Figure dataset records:
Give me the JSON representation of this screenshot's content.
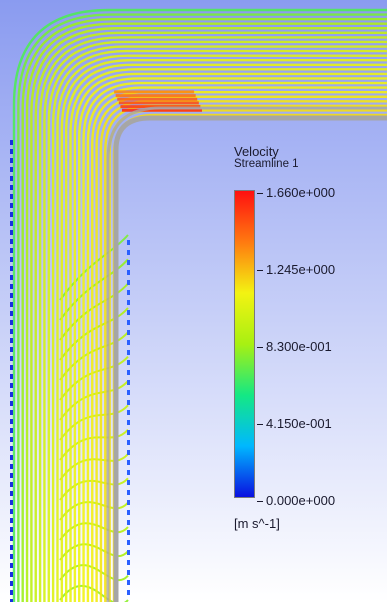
{
  "legend": {
    "title": "Velocity",
    "subtitle": "Streamline 1",
    "units": "[m s^-1]",
    "ticks": [
      "1.660e+000",
      "1.245e+000",
      "8.300e-001",
      "4.150e-001",
      "0.000e+000"
    ],
    "colormap": [
      "#0a10e0",
      "#00b8ff",
      "#14e884",
      "#a8f012",
      "#f3f312",
      "#ff7a10",
      "#ff1010"
    ]
  },
  "scene": {
    "background_top": "#8a9bf0",
    "background_bottom": "#ffffff",
    "pipe_color": "#a6a6a6"
  }
}
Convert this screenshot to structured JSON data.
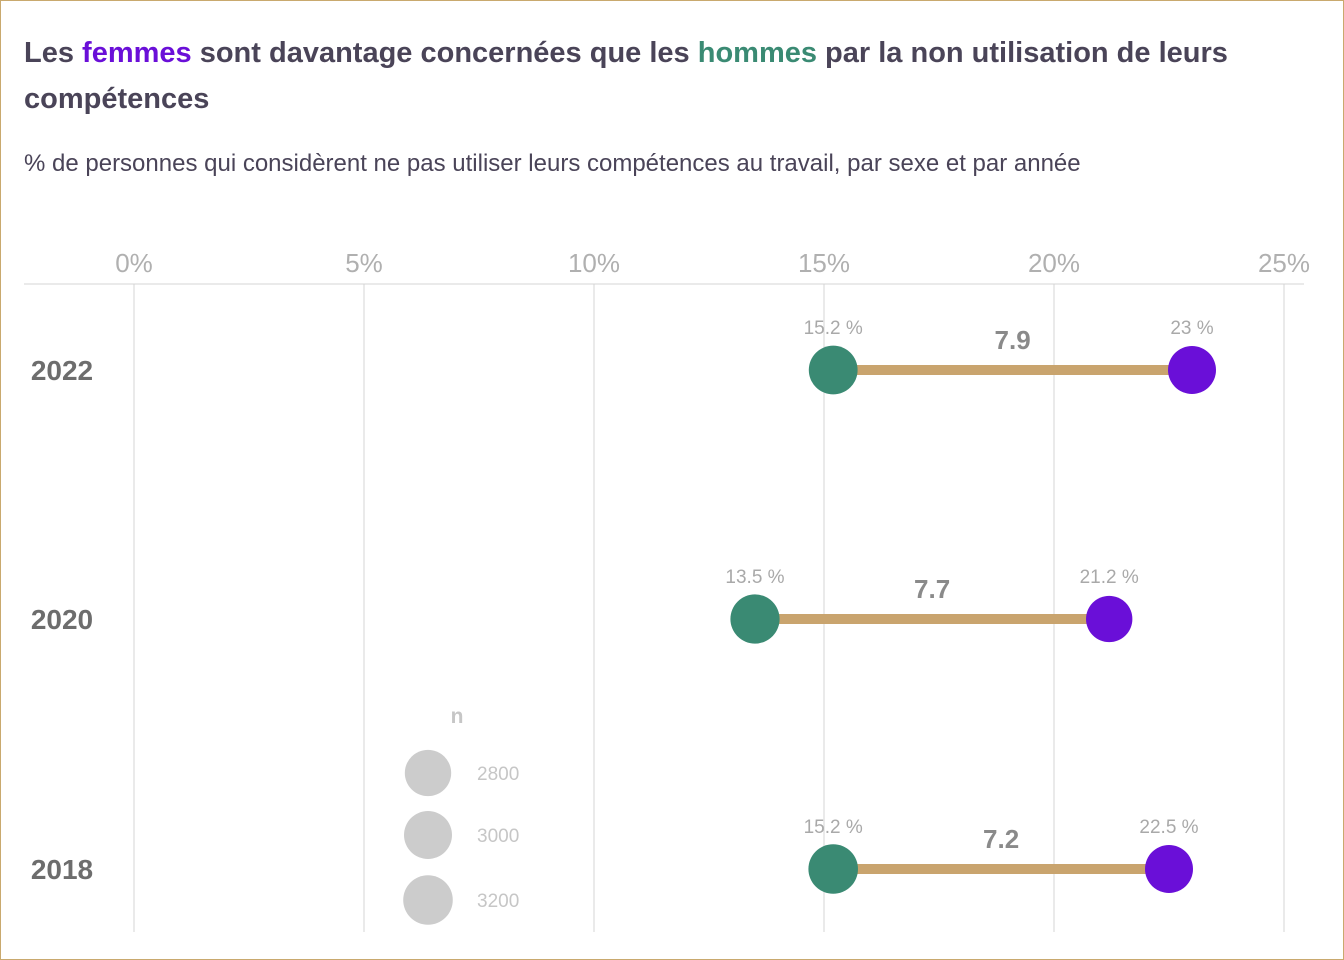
{
  "title": {
    "part1": "Les ",
    "women_word": "femmes",
    "part2": " sont davantage concernées que les ",
    "men_word": "hommes",
    "part3": " par la non utilisation de leurs compétences"
  },
  "subtitle": "% de personnes qui considèrent ne pas utiliser leurs compétences au travail, par sexe et par année",
  "colors": {
    "women": "#6a0fd8",
    "men": "#3a8a73",
    "connector": "#c9a46e",
    "grid": "#d4d4d4",
    "legend_circle": "#cccccc",
    "frame": "#c9a96e"
  },
  "chart_data": {
    "type": "dumbbell",
    "x_axis": {
      "ticks": [
        0,
        5,
        10,
        15,
        20,
        25
      ],
      "tick_labels": [
        "0%",
        "5%",
        "10%",
        "15%",
        "20%",
        "25%"
      ],
      "range": [
        0,
        25
      ],
      "position": "top"
    },
    "grid": true,
    "rows": [
      {
        "year": "2022",
        "men": 15.2,
        "men_label": "15.2 %",
        "women": 23.0,
        "women_label": "23 %",
        "gap": "7.9",
        "men_n": 3100,
        "women_n": 3000
      },
      {
        "year": "2020",
        "men": 13.5,
        "men_label": "13.5 %",
        "women": 21.2,
        "women_label": "21.2 %",
        "gap": "7.7",
        "men_n": 3150,
        "women_n": 2800
      },
      {
        "year": "2018",
        "men": 15.2,
        "men_label": "15.2 %",
        "women": 22.5,
        "women_label": "22.5 %",
        "gap": "7.2",
        "men_n": 3200,
        "women_n": 3000
      }
    ],
    "size_legend": {
      "title": "n",
      "items": [
        {
          "label": "2800",
          "n": 2800
        },
        {
          "label": "3000",
          "n": 3000
        },
        {
          "label": "3200",
          "n": 3200
        }
      ]
    }
  }
}
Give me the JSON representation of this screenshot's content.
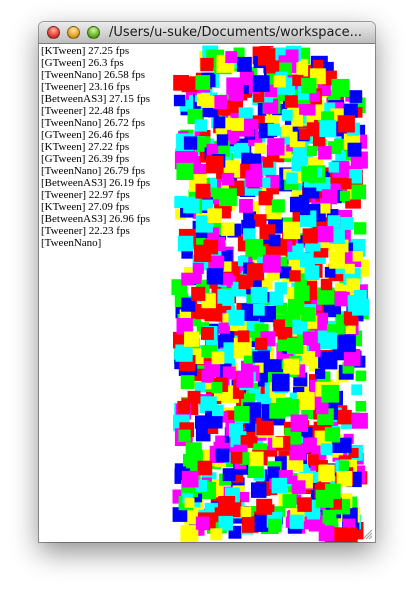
{
  "window": {
    "title": "/Users/u-suke/Documents/workspace..."
  },
  "log": [
    "[KTween] 27.25 fps",
    "[GTween] 26.3 fps",
    "[TweenNano] 26.58 fps",
    "[Tweener] 23.16 fps",
    "[BetweenAS3] 27.15 fps",
    "[Tweener] 22.48 fps",
    "[TweenNano] 26.72 fps",
    "[GTween] 26.46 fps",
    "[KTween] 27.22 fps",
    "[GTween] 26.39 fps",
    "[TweenNano] 26.79 fps",
    "[BetweenAS3] 26.19 fps",
    "[Tweener] 22.97 fps",
    "[KTween] 27.09 fps",
    "[BetweenAS3] 26.96 fps",
    "[Tweener] 22.23 fps",
    "[TweenNano]"
  ],
  "colors": {
    "square_palette": [
      "#ff0000",
      "#00ff00",
      "#0000ff",
      "#ffff00",
      "#ff00ff",
      "#00ffff"
    ]
  },
  "icons": {
    "close": "close-icon",
    "minimize": "minimize-icon",
    "zoom": "zoom-icon",
    "resize": "resize-grip-icon"
  }
}
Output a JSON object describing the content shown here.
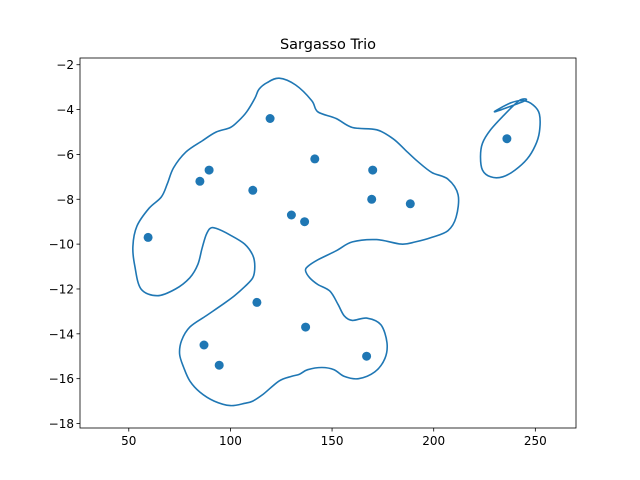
{
  "chart_data": {
    "type": "scatter",
    "title": "Sargasso Trio",
    "xlabel": "",
    "ylabel": "",
    "xlim": [
      26,
      270
    ],
    "ylim": [
      -18.2,
      -1.7
    ],
    "xticks": [
      50,
      100,
      150,
      200,
      250
    ],
    "yticks": [
      -18,
      -16,
      -14,
      -12,
      -10,
      -8,
      -6,
      -4,
      -2
    ],
    "grid": false,
    "colors": {
      "points": "#1f77b4",
      "contour": "#1f77b4"
    },
    "points": [
      {
        "x": 236.0,
        "y": -5.3
      },
      {
        "x": 119.5,
        "y": -4.4
      },
      {
        "x": 141.5,
        "y": -6.2
      },
      {
        "x": 170.0,
        "y": -6.7
      },
      {
        "x": 89.5,
        "y": -6.7
      },
      {
        "x": 85.0,
        "y": -7.2
      },
      {
        "x": 111.0,
        "y": -7.6
      },
      {
        "x": 169.5,
        "y": -8.0
      },
      {
        "x": 188.5,
        "y": -8.2
      },
      {
        "x": 130.0,
        "y": -8.7
      },
      {
        "x": 136.5,
        "y": -9.0
      },
      {
        "x": 59.5,
        "y": -9.7
      },
      {
        "x": 113.0,
        "y": -12.6
      },
      {
        "x": 137.0,
        "y": -13.7
      },
      {
        "x": 87.0,
        "y": -14.5
      },
      {
        "x": 167.0,
        "y": -15.0
      },
      {
        "x": 94.5,
        "y": -15.4
      }
    ],
    "contours": [
      {
        "x": [
          124,
          132,
          140,
          143,
          152,
          160,
          172,
          180,
          186,
          192,
          199,
          207,
          212,
          211,
          207,
          199,
          191,
          184,
          172,
          160,
          152,
          143,
          138,
          137,
          139,
          143,
          149,
          153,
          156,
          160,
          167,
          174,
          177,
          176,
          171,
          163,
          156,
          151,
          145,
          138,
          134,
          130,
          124,
          116,
          111,
          107,
          100,
          92,
          85,
          80,
          77,
          75,
          76,
          80,
          88,
          96,
          102,
          107,
          111,
          112,
          111,
          107,
          100,
          93,
          90,
          88,
          86,
          84,
          80,
          73,
          64,
          56,
          53,
          52,
          54,
          60,
          66,
          69,
          72,
          78,
          86,
          93,
          100,
          104,
          108,
          112,
          114,
          118,
          124
        ],
        "y": [
          -2.6,
          -2.9,
          -3.6,
          -4.1,
          -4.4,
          -4.8,
          -4.9,
          -5.3,
          -5.8,
          -6.3,
          -6.8,
          -7.1,
          -7.8,
          -8.8,
          -9.4,
          -9.7,
          -9.9,
          -10.0,
          -9.8,
          -9.9,
          -10.3,
          -10.7,
          -11.0,
          -11.2,
          -11.5,
          -11.8,
          -12.1,
          -12.7,
          -13.2,
          -13.4,
          -13.3,
          -13.6,
          -14.4,
          -15.1,
          -15.7,
          -16.0,
          -15.9,
          -15.6,
          -15.5,
          -15.6,
          -15.8,
          -15.9,
          -16.1,
          -16.7,
          -17.0,
          -17.1,
          -17.2,
          -17.0,
          -16.6,
          -16.1,
          -15.5,
          -14.9,
          -14.3,
          -13.7,
          -13.2,
          -12.7,
          -12.3,
          -11.9,
          -11.5,
          -11.0,
          -10.5,
          -10.0,
          -9.6,
          -9.3,
          -9.3,
          -9.6,
          -10.2,
          -10.9,
          -11.5,
          -12.0,
          -12.3,
          -12.0,
          -11.0,
          -10.1,
          -9.2,
          -8.4,
          -7.9,
          -7.3,
          -6.6,
          -5.9,
          -5.4,
          -5.0,
          -4.8,
          -4.5,
          -4.1,
          -3.5,
          -3.1,
          -2.8,
          -2.6
        ]
      },
      {
        "x": [
          230,
          238,
          244,
          249,
          252,
          252,
          250,
          246,
          240,
          234,
          228,
          224,
          223,
          224,
          228,
          234,
          242,
          245,
          230
        ],
        "y": [
          -4.1,
          -3.7,
          -3.6,
          -3.8,
          -4.2,
          -5.0,
          -5.6,
          -6.2,
          -6.7,
          -7.0,
          -7.0,
          -6.7,
          -6.1,
          -5.5,
          -4.9,
          -4.3,
          -3.6,
          -3.6,
          -4.1
        ]
      }
    ]
  }
}
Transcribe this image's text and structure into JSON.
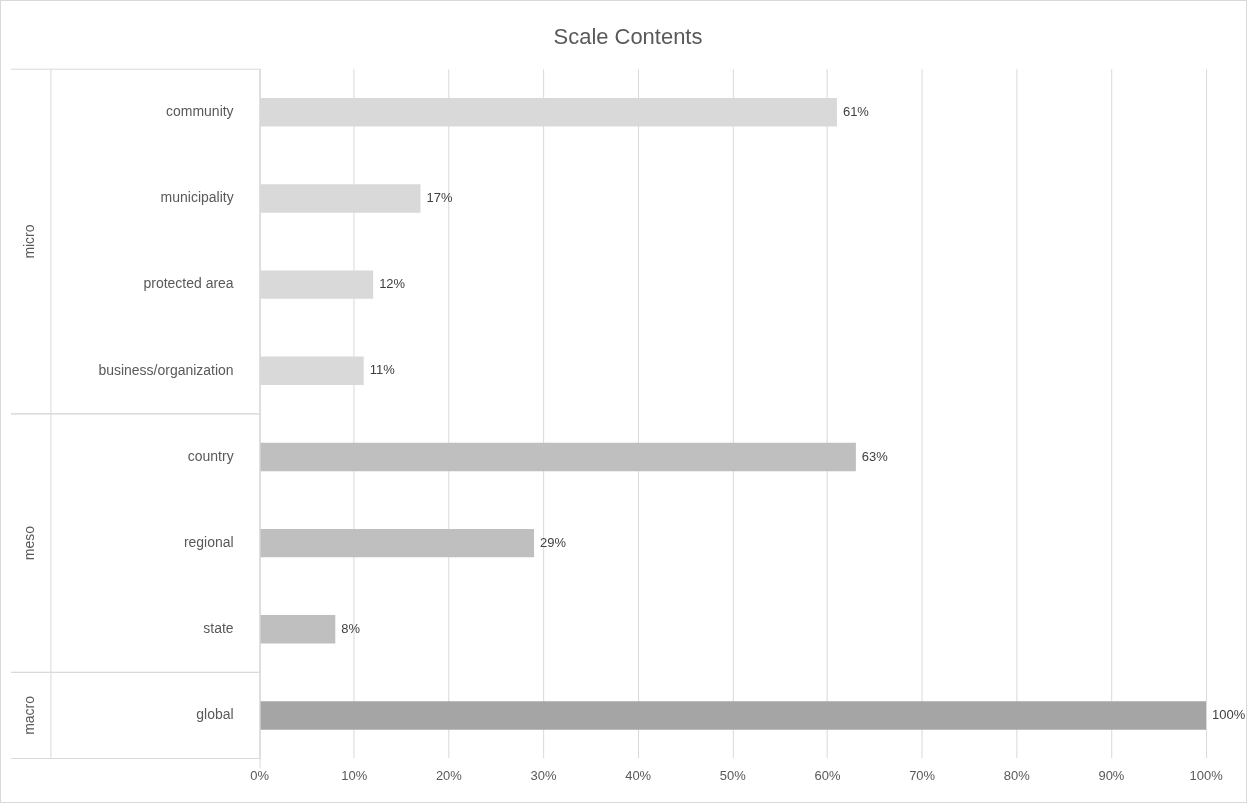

*YOUR GOAL*. Each line with the string "KTween" in it needs to be found and copied.

*SOLUTION FOR THIS TASK*.
    "[KTween] 27.25 fps",
    "[KTween] 27.22 fps",
    "[KTween] 27.09 fps",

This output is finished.